[Data entries for graphics]
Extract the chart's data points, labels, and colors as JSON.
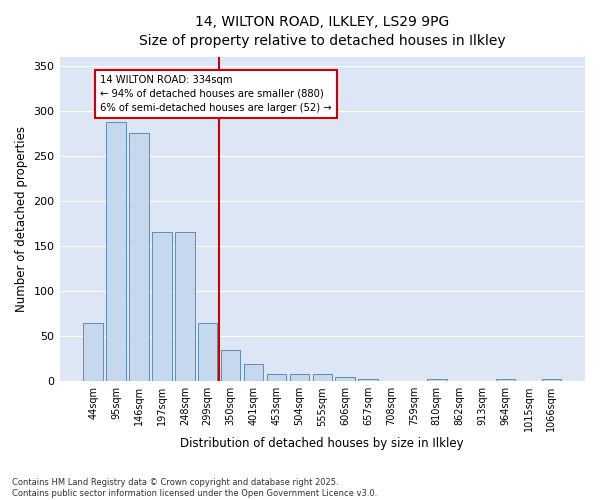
{
  "title_line1": "14, WILTON ROAD, ILKLEY, LS29 9PG",
  "title_line2": "Size of property relative to detached houses in Ilkley",
  "xlabel": "Distribution of detached houses by size in Ilkley",
  "ylabel": "Number of detached properties",
  "categories": [
    "44sqm",
    "95sqm",
    "146sqm",
    "197sqm",
    "248sqm",
    "299sqm",
    "350sqm",
    "401sqm",
    "453sqm",
    "504sqm",
    "555sqm",
    "606sqm",
    "657sqm",
    "708sqm",
    "759sqm",
    "810sqm",
    "862sqm",
    "913sqm",
    "964sqm",
    "1015sqm",
    "1066sqm"
  ],
  "values": [
    65,
    287,
    275,
    165,
    165,
    65,
    35,
    19,
    8,
    8,
    8,
    5,
    3,
    0,
    0,
    2,
    0,
    0,
    2,
    0,
    2
  ],
  "bar_color": "#c5d8ed",
  "bar_edge_color": "#5b8db8",
  "vline_color": "#cc0000",
  "annotation_text": "14 WILTON ROAD: 334sqm\n← 94% of detached houses are smaller (880)\n6% of semi-detached houses are larger (52) →",
  "annotation_box_color": "#cc0000",
  "ylim": [
    0,
    360
  ],
  "yticks": [
    0,
    50,
    100,
    150,
    200,
    250,
    300,
    350
  ],
  "background_color": "#dce6f5",
  "grid_color": "#ffffff",
  "footer_text": "Contains HM Land Registry data © Crown copyright and database right 2025.\nContains public sector information licensed under the Open Government Licence v3.0.",
  "fig_width": 6.0,
  "fig_height": 5.0,
  "dpi": 100
}
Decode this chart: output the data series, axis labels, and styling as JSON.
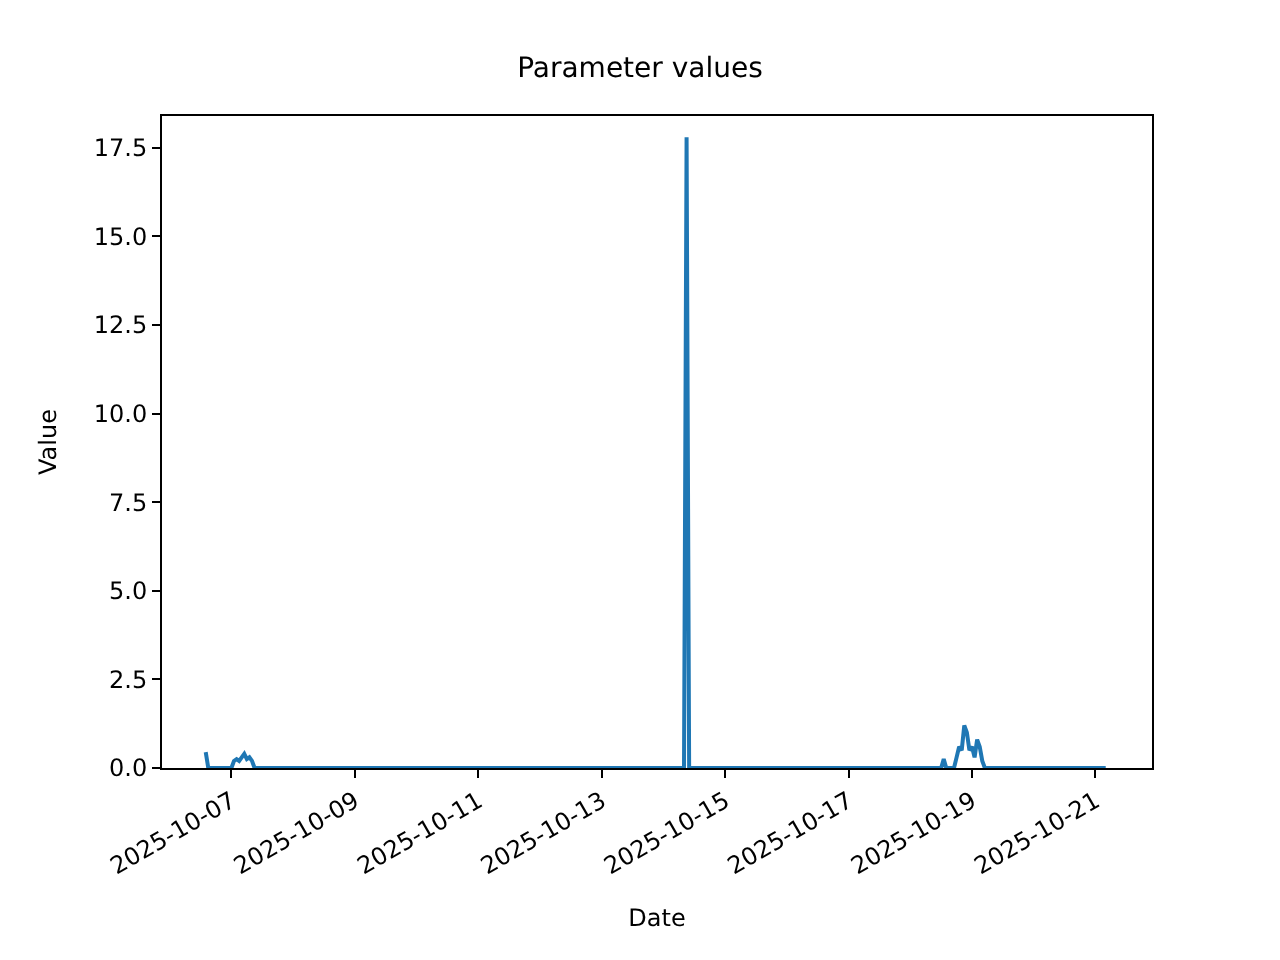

- _EXERCISE BRIEF_
Output the data above without changes, apart from leaving out the pictures.

- _SOLUTION TO THE EXERCISE_
Extract the chart's data points, labels, and colors as JSON.
{
  "title_line1": "14, WILTON ROAD, ILKLEY, LS29 9PG",
  "title_line2": "Size of property relative to detached houses in Ilkley",
  "xlabel": "Distribution of detached houses by size in Ilkley",
  "ylabel": "Number of detached properties",
  "categories": [
    "44sqm",
    "95sqm",
    "146sqm",
    "197sqm",
    "248sqm",
    "299sqm",
    "350sqm",
    "401sqm",
    "453sqm",
    "504sqm",
    "555sqm",
    "606sqm",
    "657sqm",
    "708sqm",
    "759sqm",
    "810sqm",
    "862sqm",
    "913sqm",
    "964sqm",
    "1015sqm",
    "1066sqm"
  ],
  "values": [
    65,
    287,
    275,
    165,
    165,
    65,
    35,
    19,
    8,
    8,
    8,
    5,
    3,
    0,
    0,
    2,
    0,
    0,
    2,
    0,
    2
  ],
  "bar_color": "#c5d8ed",
  "bar_edge_color": "#5b8db8",
  "vline_color": "#cc0000",
  "annotation_text": "14 WILTON ROAD: 334sqm\n← 94% of detached houses are smaller (880)\n6% of semi-detached houses are larger (52) →",
  "annotation_box_color": "#cc0000",
  "ylim": [
    0,
    360
  ],
  "yticks": [
    0,
    50,
    100,
    150,
    200,
    250,
    300,
    350
  ],
  "background_color": "#dce6f5",
  "grid_color": "#ffffff",
  "footer_text": "Contains HM Land Registry data © Crown copyright and database right 2025.\nContains public sector information licensed under the Open Government Licence v3.0.",
  "fig_width": 6.0,
  "fig_height": 5.0,
  "dpi": 100
}
Decode this chart: output the data series, axis labels, and styling as JSON.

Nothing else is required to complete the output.